## TASK GOAL
Reproduce all the lines exactly as they stand, apart from the pictures.

(Dataset records)
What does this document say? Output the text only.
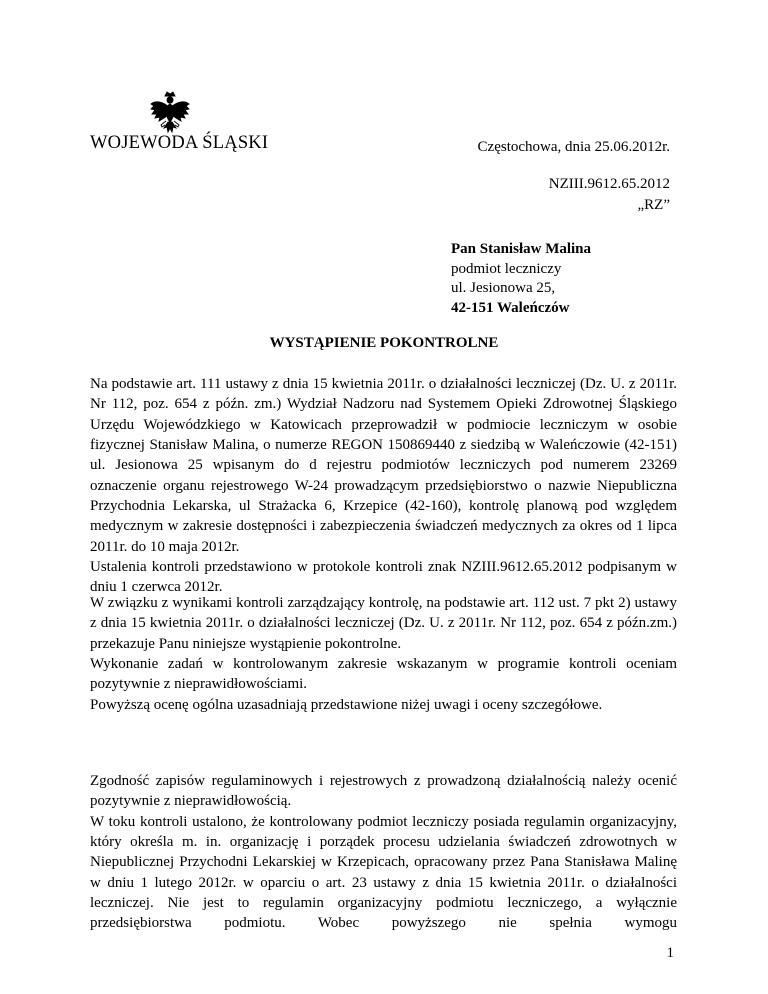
WOJEWODA ŚLĄSKI	Częstochowa, dnia 25.06.2012r.
NZIII.9612.65.2012
„RZ”
Pan Stanisław Malina
podmiot leczniczy
ul. Jesionowa 25,
42-151 Waleńczów
WYSTĄPIENIE POKONTROLNE

Na podstawie art. 111 ustawy z dnia 15 kwietnia 2011r. o działalności leczniczej (Dz. U. z 2011r. Nr 112, poz. 654 z późn. zm.) Wydział Nadzoru nad Systemem Opieki Zdrowotnej Śląskiego Urzędu Wojewódzkiego w Katowicach przeprowadził w podmiocie leczniczym w osobie fizycznej Stanisław Malina, o numerze REGON 150869440 z siedzibą w Waleńczowie (42-151) ul. Jesionowa 25 wpisanym do d rejestru podmiotów leczniczych pod numerem 23269 oznaczenie organu rejestrowego W-24 prowadzącym przedsiębiorstwo o nazwie Niepubliczna Przychodnia Lekarska, ul Strażacka 6, Krzepice (42-160), kontrolę planową pod względem medycznym w zakresie dostępności i zabezpieczenia świadczeń medycznych za okres od 1 lipca 2011r. do 10 maja 2012r.

Ustalenia kontroli przedstawiono w protokole kontroli znak NZIII.9612.65.2012 podpisanym w dniu 1 czerwca 2012r.

W związku z wynikami kontroli zarządzający kontrolę, na podstawie art. 112 ust. 7 pkt 2) ustawy z dnia 15 kwietnia 2011r. o działalności leczniczej (Dz. U. z 2011r. Nr 112, poz. 654 z późn.zm.) przekazuje Panu niniejsze wystąpienie pokontrolne.

Wykonanie zadań w kontrolowanym zakresie wskazanym w programie kontroli oceniam pozytywnie z nieprawidłowościami.

Powyższą ocenę ogólna uzasadniają przedstawione niżej uwagi i oceny szczegółowe.

Zgodność zapisów regulaminowych i rejestrowych z prowadzoną działalnością należy ocenić pozytywnie z nieprawidłowością.

W toku kontroli ustalono, że kontrolowany podmiot leczniczy posiada regulamin organizacyjny, który określa m. in. organizację i porządek procesu udzielania świadczeń zdrowotnych w Niepublicznej Przychodni Lekarskiej w Krzepicach, opracowany przez Pana Stanisława Malinę w dniu 1 lutego 2012r. w oparciu o art. 23 ustawy z dnia 15 kwietnia 2011r. o działalności leczniczej. Nie jest to regulamin organizacyjny podmiotu leczniczego, a wyłącznie przedsiębiorstwa podmiotu. Wobec powyższego nie spełnia wymogu

1
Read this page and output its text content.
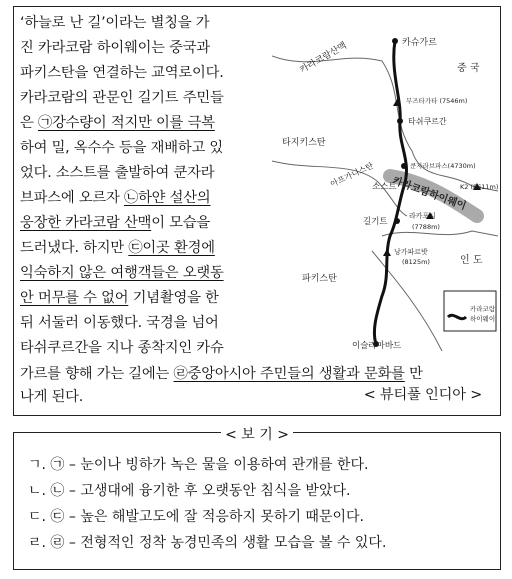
‘하늘로 난 길’이라는 별칭을 가
진 카라코람 하이웨이는 중국과
파키스탄을 연결하는 교역로이다.
카라코람의 관문인 길기트 주민들
은 ㉠강수량이 적지만 이를 극복
하여 밀, 옥수수 등을 재배하고 있
었다. 소스트를 출발하여 쿤자라
브파스에 오르자 ㉡하얀 설산의
웅장한 카라코람 산맥이 모습을
드러냈다. 하지만 ㉢이곳 환경에
익숙하지 않은 여행객들은 오랫동
안 머무를 수 없어 기념촬영을 한
뒤 서둘러 이동했다. 국경을 넘어
타쉬쿠르간을 지나 종착지인 카슈
가르를 향해 가는 길에는 ㉣중앙아시아 주민들의 생활과 문화를 만
나게 된다.
카슈가르
중 국
카라코람산맥
무즈타가타 (7546m)
타쉬쿠르간
타지키스탄
쿤자라브파스(4730m)
아프가니스탄	K2 (8611m)
소스트
길기트
라카포시
(7788m)
카라코람하이웨이
낭가파르밧
(8125m)
파키스탄
인 도
이슬라마바드
카라코람
하이웨이
< 뷰티풀 인디아 >
< 보 기 >
ㄱ. ㉠ – 눈이나 빙하가 녹은 물을 이용하여 관개를 한다.
ㄴ. ㉡ – 고생대에 융기한 후 오랫동안 침식을 받았다.
ㄷ. ㉢ – 높은 해발고도에 잘 적응하지 못하기 때문이다.
ㄹ. ㉣ – 전형적인 정착 농경민족의 생활 모습을 볼 수 있다.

## FULL SOLUTION
What does this document say? Output the text only.
WOJEWODA ŚLĄSKI	Częstochowa, dnia 25.06.2012r.
NZIII.9612.65.2012
„RZ”
Pan Stanisław Malina
podmiot leczniczy
ul. Jesionowa 25,
42-151 Waleńczów
WYSTĄPIENIE POKONTROLNE

Na podstawie art. 111 ustawy z dnia 15 kwietnia 2011r. o działalności leczniczej (Dz. U. z 2011r. Nr 112, poz. 654 z późn. zm.) Wydział Nadzoru nad Systemem Opieki Zdrowotnej Śląskiego Urzędu Wojewódzkiego w Katowicach przeprowadził w podmiocie leczniczym w osobie fizycznej Stanisław Malina, o numerze REGON 150869440 z siedzibą w Waleńczowie (42-151) ul. Jesionowa 25 wpisanym do d rejestru podmiotów leczniczych pod numerem 23269 oznaczenie organu rejestrowego W-24 prowadzącym przedsiębiorstwo o nazwie Niepubliczna Przychodnia Lekarska, ul Strażacka 6, Krzepice (42-160), kontrolę planową pod względem medycznym w zakresie dostępności i zabezpieczenia świadczeń medycznych za okres od 1 lipca 2011r. do 10 maja 2012r.

Ustalenia kontroli przedstawiono w protokole kontroli znak NZIII.9612.65.2012 podpisanym w dniu 1 czerwca 2012r.

W związku z wynikami kontroli zarządzający kontrolę, na podstawie art. 112 ust. 7 pkt 2) ustawy z dnia 15 kwietnia 2011r. o działalności leczniczej (Dz. U. z 2011r. Nr 112, poz. 654 z późn.zm.) przekazuje Panu niniejsze wystąpienie pokontrolne.

Wykonanie zadań w kontrolowanym zakresie wskazanym w programie kontroli oceniam pozytywnie z nieprawidłowościami.

Powyższą ocenę ogólna uzasadniają przedstawione niżej uwagi i oceny szczegółowe.

Zgodność zapisów regulaminowych i rejestrowych z prowadzoną działalnością należy ocenić pozytywnie z nieprawidłowością.

W toku kontroli ustalono, że kontrolowany podmiot leczniczy posiada regulamin organizacyjny, który określa m. in. organizację i porządek procesu udzielania świadczeń zdrowotnych w Niepublicznej Przychodni Lekarskiej w Krzepicach, opracowany przez Pana Stanisława Malinę w dniu 1 lutego 2012r. w oparciu o art. 23 ustawy z dnia 15 kwietnia 2011r. o działalności leczniczej. Nie jest to regulamin organizacyjny podmiotu leczniczego, a wyłącznie przedsiębiorstwa podmiotu. Wobec powyższego nie spełnia wymogu

1
Read this page and output its text content.
‘하늘로 난 길’이라는 별칭을 가
진 카라코람 하이웨이는 중국과
파키스탄을 연결하는 교역로이다.
카라코람의 관문인 길기트 주민들
은 ㉠강수량이 적지만 이를 극복
하여 밀, 옥수수 등을 재배하고 있
었다. 소스트를 출발하여 쿤자라
브파스에 오르자 ㉡하얀 설산의
웅장한 카라코람 산맥이 모습을
드러냈다. 하지만 ㉢이곳 환경에
익숙하지 않은 여행객들은 오랫동
안 머무를 수 없어 기념촬영을 한
뒤 서둘러 이동했다. 국경을 넘어
타쉬쿠르간을 지나 종착지인 카슈
가르를 향해 가는 길에는 ㉣중앙아시아 주민들의 생활과 문화를 만
나게 된다.
카슈가르
중 국
카라코람산맥
무즈타가타 (7546m)
타쉬쿠르간
타지키스탄
쿤자라브파스(4730m)
아프가니스탄	K2 (8611m)
소스트
길기트
라카포시
(7788m)
카라코람하이웨이
낭가파르밧
(8125m)
파키스탄
인 도
이슬라마바드
카라코람
하이웨이
< 뷰티풀 인디아 >
< 보 기 >
ㄱ. ㉠ – 눈이나 빙하가 녹은 물을 이용하여 관개를 한다.
ㄴ. ㉡ – 고생대에 융기한 후 오랫동안 침식을 받았다.
ㄷ. ㉢ – 높은 해발고도에 잘 적응하지 못하기 때문이다.
ㄹ. ㉣ – 전형적인 정착 농경민족의 생활 모습을 볼 수 있다.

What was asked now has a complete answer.